*Given exercise*: Count the lines in the items below that contain the string "address". Reply with the number alone.

*Data to process*:
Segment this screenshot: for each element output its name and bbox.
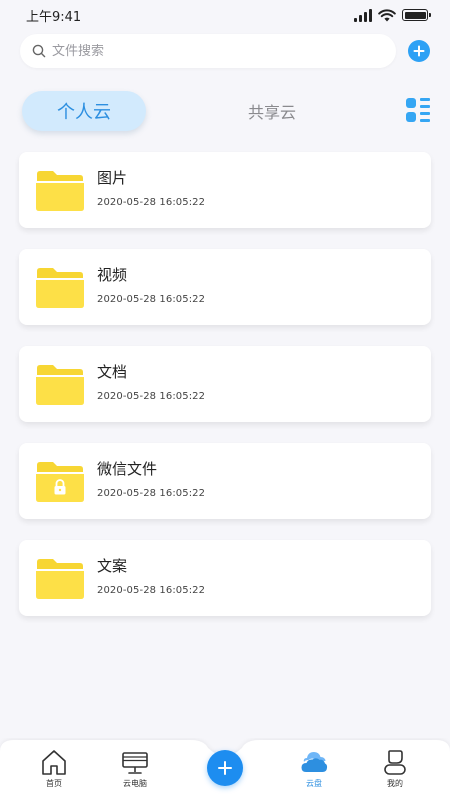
file-date: 2020-05-28 16:05:22 bbox=[97, 390, 206, 402]
file-item-pictures[interactable]: 图片 2020-05-28 16:05:22 bbox=[19, 152, 431, 228]
tab-shared-cloud[interactable]: 共享云 bbox=[226, 91, 318, 131]
file-date: 2020-05-28 16:05:22 bbox=[97, 196, 206, 208]
cellular-signal-icon bbox=[354, 8, 372, 22]
nav-mine-label: 我的 bbox=[387, 779, 403, 788]
status-time: 上午9:41 bbox=[26, 9, 82, 25]
wifi-icon bbox=[378, 8, 396, 21]
cloud-tabs: 个人云 共享云 bbox=[22, 91, 430, 131]
search-icon bbox=[32, 44, 46, 58]
home-icon bbox=[42, 750, 66, 775]
cloud-icon bbox=[301, 752, 328, 772]
folder-icon bbox=[35, 265, 85, 309]
search-row bbox=[20, 34, 430, 68]
status-bar: 上午9:41 bbox=[0, 0, 450, 30]
profile-icon bbox=[384, 750, 406, 775]
search-input[interactable] bbox=[52, 43, 384, 59]
nav-cloud-disk[interactable]: 云盘 bbox=[284, 748, 344, 794]
locked-folder-icon bbox=[35, 459, 85, 503]
nav-cloud-pc-label: 云电脑 bbox=[123, 779, 147, 788]
battery-icon bbox=[402, 9, 431, 21]
file-name: 图片 bbox=[97, 168, 128, 187]
folder-icon bbox=[35, 168, 85, 212]
nav-mine[interactable]: 我的 bbox=[365, 748, 425, 794]
file-item-videos[interactable]: 视频 2020-05-28 16:05:22 bbox=[19, 249, 431, 325]
file-list: 图片 2020-05-28 16:05:22 视频 2020-05-28 16:… bbox=[19, 152, 431, 637]
file-name: 视频 bbox=[97, 265, 128, 284]
file-item-wechat-files[interactable]: 微信文件 2020-05-28 16:05:22 bbox=[19, 443, 431, 519]
add-button[interactable] bbox=[408, 40, 430, 62]
folder-icon bbox=[35, 556, 85, 600]
file-date: 2020-05-28 16:05:22 bbox=[97, 487, 206, 499]
nav-home[interactable]: 首页 bbox=[24, 748, 84, 794]
status-icons bbox=[354, 8, 431, 22]
plus-icon bbox=[218, 761, 232, 775]
file-item-copywriting[interactable]: 文案 2020-05-28 16:05:22 bbox=[19, 540, 431, 616]
nav-home-label: 首页 bbox=[46, 779, 62, 788]
file-name: 文档 bbox=[97, 362, 128, 381]
file-date: 2020-05-28 16:05:22 bbox=[97, 293, 206, 305]
view-toggle-icon[interactable] bbox=[406, 98, 430, 124]
file-date: 2020-05-28 16:05:22 bbox=[97, 584, 206, 596]
tab-personal-cloud[interactable]: 个人云 bbox=[22, 91, 146, 131]
folder-icon bbox=[35, 362, 85, 406]
file-item-documents[interactable]: 文档 2020-05-28 16:05:22 bbox=[19, 346, 431, 422]
file-name: 文案 bbox=[97, 556, 128, 575]
computer-icon bbox=[122, 752, 148, 774]
nav-cloud-pc[interactable]: 云电脑 bbox=[105, 748, 165, 794]
file-name: 微信文件 bbox=[97, 459, 158, 478]
bottom-tab-bar: 首页 云电脑 云盘 我的 bbox=[0, 738, 450, 800]
add-fab-button[interactable] bbox=[207, 750, 243, 786]
search-box[interactable] bbox=[20, 34, 396, 68]
plus-icon bbox=[413, 45, 425, 57]
nav-cloud-disk-label: 云盘 bbox=[306, 779, 322, 788]
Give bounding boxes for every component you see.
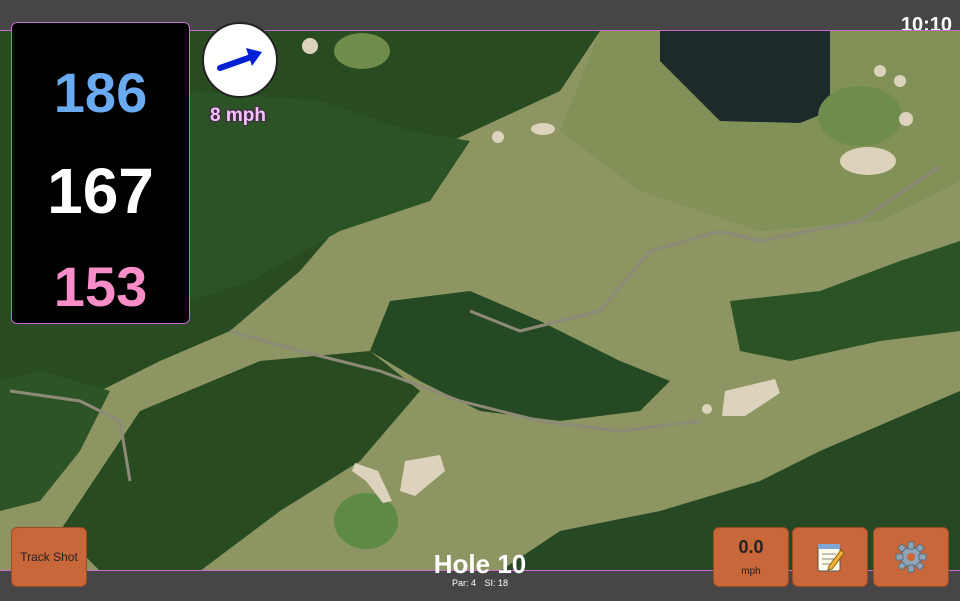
notes-button[interactable] [792,527,868,587]
hole-par: Par: 4 [451,578,476,588]
distance-front: 153 [53,255,148,318]
gear-icon [895,541,927,573]
wind-speed: 8 mph [210,105,266,126]
settings-button[interactable] [873,527,949,587]
track-shot-label: Track Shot [20,550,78,564]
speed-value: 0.0 [738,537,764,557]
speed-unit: mph [741,566,761,577]
wind-indicator [202,22,278,98]
hole-title: Hole 10 [433,549,527,579]
distance-back: 186 [53,61,148,124]
hole-si: SI: 18 [484,578,509,588]
distance-middle: 167 [47,155,154,227]
speed-button[interactable]: 0.0 mph [713,527,789,587]
hole-info: Par: 4 SI: 18 [380,578,580,588]
wind-arrow-icon [217,48,262,71]
track-shot-button[interactable]: Track Shot [11,527,87,587]
distance-panel: 186 167 153 [11,22,190,324]
notepad-icon [817,544,845,572]
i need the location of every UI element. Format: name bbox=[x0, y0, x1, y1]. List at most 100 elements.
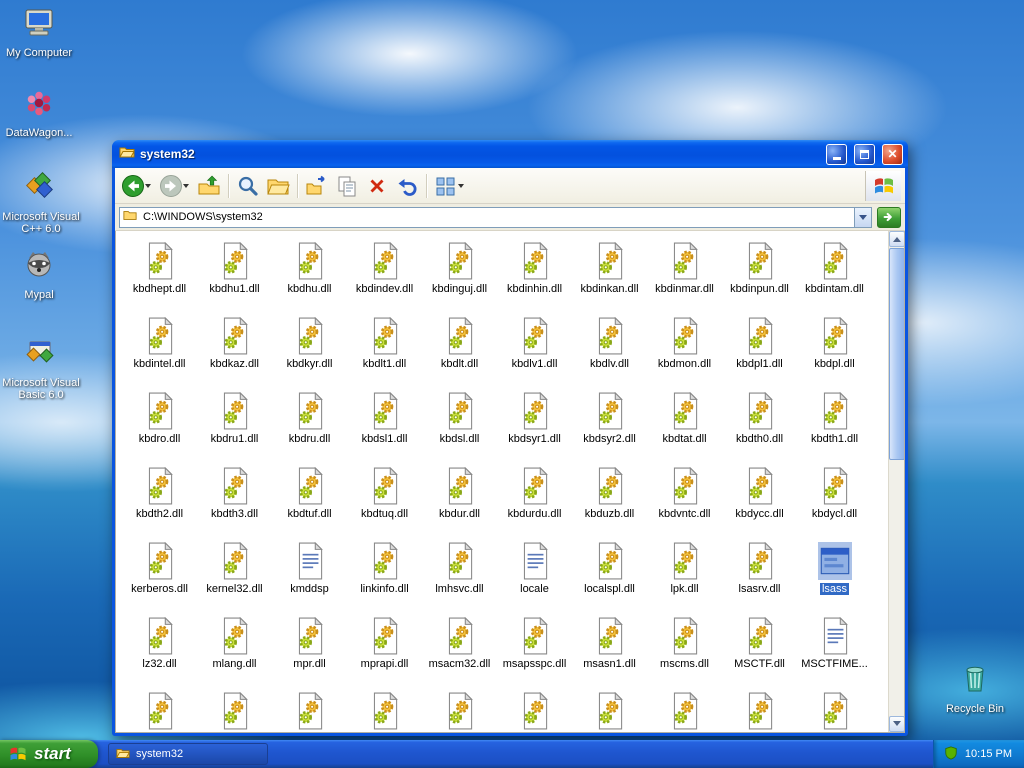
undo-button[interactable] bbox=[393, 171, 421, 201]
file-item[interactable]: lsasrv.dll bbox=[722, 537, 797, 612]
minimize-button[interactable] bbox=[826, 143, 847, 165]
tray-shield-icon[interactable] bbox=[944, 745, 958, 763]
desktop-icon-datawagon[interactable]: DataWagon... bbox=[0, 88, 78, 139]
desktop-icon-visual-cpp[interactable]: Microsoft Visual C++ 6.0 bbox=[2, 170, 80, 235]
file-item[interactable]: locale bbox=[497, 537, 572, 612]
file-item[interactable]: kbduzb.dll bbox=[572, 462, 647, 537]
file-item[interactable]: kbdintel.dll bbox=[122, 312, 197, 387]
file-item[interactable] bbox=[797, 687, 872, 732]
file-item[interactable]: lsass bbox=[797, 537, 872, 612]
address-combo[interactable] bbox=[119, 206, 872, 228]
file-item[interactable]: kbdinkan.dll bbox=[572, 237, 647, 312]
titlebar[interactable]: system32 ✕ bbox=[112, 140, 908, 168]
file-item[interactable]: kbdlv.dll bbox=[572, 312, 647, 387]
vertical-scrollbar[interactable] bbox=[888, 231, 904, 732]
file-item[interactable] bbox=[572, 687, 647, 732]
file-item[interactable]: MSCTFIME... bbox=[797, 612, 872, 687]
start-button[interactable]: start bbox=[0, 740, 98, 768]
file-item[interactable] bbox=[422, 687, 497, 732]
file-item[interactable] bbox=[722, 687, 797, 732]
maximize-button[interactable] bbox=[854, 143, 875, 165]
close-button[interactable]: ✕ bbox=[882, 143, 903, 165]
file-item[interactable]: kbdlt.dll bbox=[422, 312, 497, 387]
file-item[interactable]: kbdth1.dll bbox=[797, 387, 872, 462]
scroll-down-button[interactable] bbox=[889, 716, 904, 732]
file-item[interactable]: kbdru1.dll bbox=[197, 387, 272, 462]
file-item[interactable]: kbdtat.dll bbox=[647, 387, 722, 462]
desktop-icon-visual-basic[interactable]: Microsoft Visual Basic 6.0 bbox=[2, 336, 80, 401]
file-item[interactable]: localspl.dll bbox=[572, 537, 647, 612]
file-item[interactable]: kbdhu1.dll bbox=[197, 237, 272, 312]
file-item[interactable]: kbdinpun.dll bbox=[722, 237, 797, 312]
file-item[interactable]: msacm32.dll bbox=[422, 612, 497, 687]
file-item[interactable]: kbdsl1.dll bbox=[347, 387, 422, 462]
file-item[interactable]: kbdurdu.dll bbox=[497, 462, 572, 537]
file-item[interactable]: lmhsvc.dll bbox=[422, 537, 497, 612]
file-item[interactable]: kbdhu.dll bbox=[272, 237, 347, 312]
desktop-icon-my-computer[interactable]: My Computer bbox=[0, 6, 78, 59]
desktop-icon-recycle-bin[interactable]: Recycle Bin bbox=[936, 660, 1014, 715]
file-item[interactable]: kbdvntc.dll bbox=[647, 462, 722, 537]
file-item[interactable]: mscms.dll bbox=[647, 612, 722, 687]
views-button[interactable] bbox=[432, 171, 468, 201]
file-item[interactable]: kbdkyr.dll bbox=[272, 312, 347, 387]
file-item[interactable]: msasn1.dll bbox=[572, 612, 647, 687]
file-item[interactable]: lpk.dll bbox=[647, 537, 722, 612]
file-item[interactable]: kbdkaz.dll bbox=[197, 312, 272, 387]
file-item[interactable]: kbdth2.dll bbox=[122, 462, 197, 537]
desktop-icon-mypal[interactable]: Mypal bbox=[0, 248, 78, 301]
file-item[interactable]: mlang.dll bbox=[197, 612, 272, 687]
forward-button[interactable] bbox=[157, 171, 193, 201]
copy-to-button[interactable] bbox=[333, 171, 361, 201]
file-item[interactable] bbox=[347, 687, 422, 732]
move-to-button[interactable] bbox=[303, 171, 331, 201]
file-item[interactable]: kbdhept.dll bbox=[122, 237, 197, 312]
search-button[interactable] bbox=[234, 171, 262, 201]
file-item[interactable]: kbdinguj.dll bbox=[422, 237, 497, 312]
file-item[interactable]: mprapi.dll bbox=[347, 612, 422, 687]
file-item[interactable]: lz32.dll bbox=[122, 612, 197, 687]
file-item[interactable]: kbdindev.dll bbox=[347, 237, 422, 312]
file-item[interactable]: kmddsp bbox=[272, 537, 347, 612]
file-item[interactable]: kbdth3.dll bbox=[197, 462, 272, 537]
file-item[interactable]: kbdtuq.dll bbox=[347, 462, 422, 537]
file-item[interactable] bbox=[122, 687, 197, 732]
file-item[interactable]: mpr.dll bbox=[272, 612, 347, 687]
file-item[interactable]: kbdpl.dll bbox=[797, 312, 872, 387]
file-item[interactable]: kbdinhin.dll bbox=[497, 237, 572, 312]
folders-button[interactable] bbox=[264, 171, 292, 201]
file-item[interactable]: kbdsl.dll bbox=[422, 387, 497, 462]
delete-button[interactable] bbox=[363, 171, 391, 201]
file-item[interactable]: kbdlt1.dll bbox=[347, 312, 422, 387]
file-item[interactable]: kbdsyr2.dll bbox=[572, 387, 647, 462]
scrollbar-thumb[interactable] bbox=[889, 248, 904, 460]
file-item[interactable]: kernel32.dll bbox=[197, 537, 272, 612]
file-item[interactable]: kbdth0.dll bbox=[722, 387, 797, 462]
file-item[interactable]: kbdpl1.dll bbox=[722, 312, 797, 387]
file-item[interactable]: kbdur.dll bbox=[422, 462, 497, 537]
address-dropdown-button[interactable] bbox=[854, 207, 871, 227]
file-item[interactable]: kerberos.dll bbox=[122, 537, 197, 612]
file-item[interactable]: kbdmon.dll bbox=[647, 312, 722, 387]
go-button[interactable] bbox=[877, 206, 901, 228]
file-item[interactable]: kbdtuf.dll bbox=[272, 462, 347, 537]
file-item[interactable]: kbdlv1.dll bbox=[497, 312, 572, 387]
address-input[interactable] bbox=[141, 207, 850, 227]
file-item[interactable] bbox=[197, 687, 272, 732]
file-item[interactable]: kbdycl.dll bbox=[797, 462, 872, 537]
up-button[interactable] bbox=[195, 171, 223, 201]
file-item[interactable]: msapsspc.dll bbox=[497, 612, 572, 687]
file-item[interactable]: kbdsyr1.dll bbox=[497, 387, 572, 462]
scroll-up-button[interactable] bbox=[889, 231, 904, 247]
file-item[interactable]: kbdintam.dll bbox=[797, 237, 872, 312]
back-button[interactable] bbox=[119, 171, 155, 201]
file-item[interactable]: kbdinmar.dll bbox=[647, 237, 722, 312]
file-item[interactable]: MSCTF.dll bbox=[722, 612, 797, 687]
file-item[interactable]: linkinfo.dll bbox=[347, 537, 422, 612]
file-item[interactable]: kbdro.dll bbox=[122, 387, 197, 462]
file-item[interactable]: kbdycc.dll bbox=[722, 462, 797, 537]
file-item[interactable] bbox=[647, 687, 722, 732]
file-item[interactable]: kbdru.dll bbox=[272, 387, 347, 462]
file-item[interactable] bbox=[497, 687, 572, 732]
file-item[interactable] bbox=[272, 687, 347, 732]
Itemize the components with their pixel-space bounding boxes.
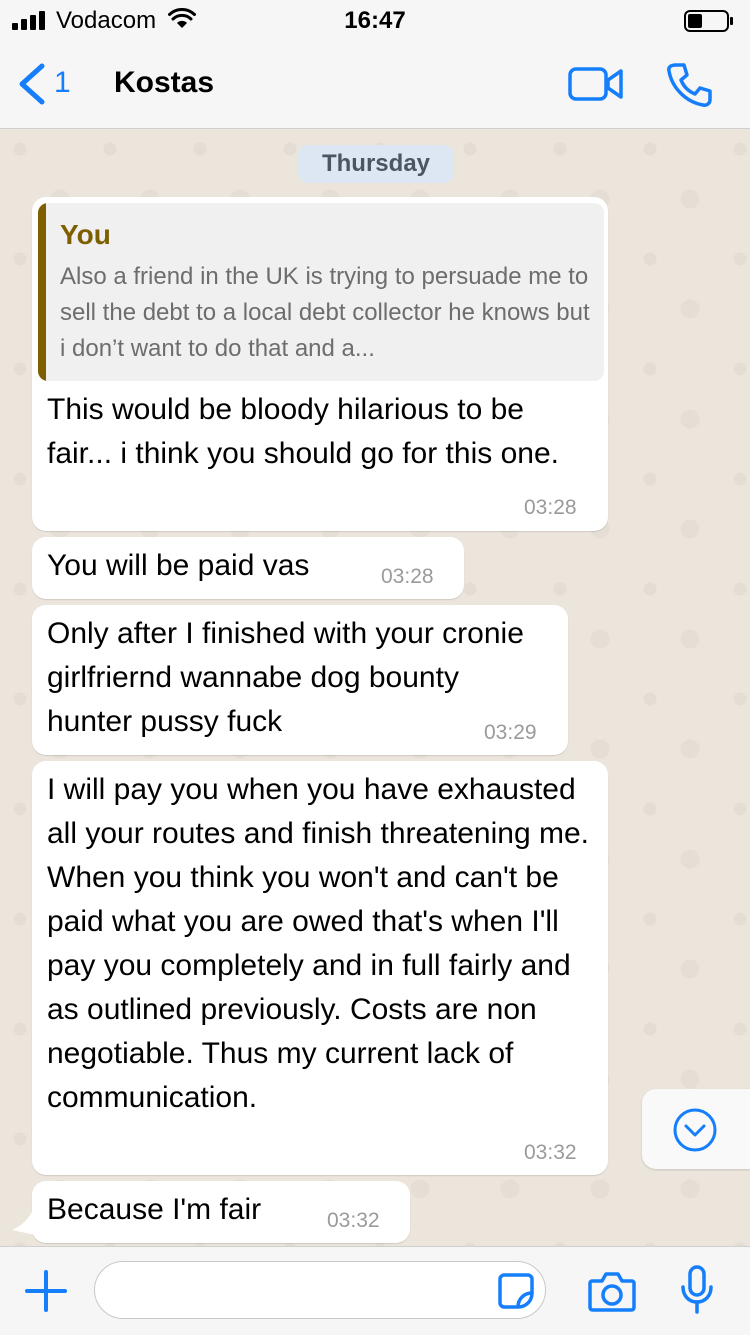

*Solution for this exercise*: 3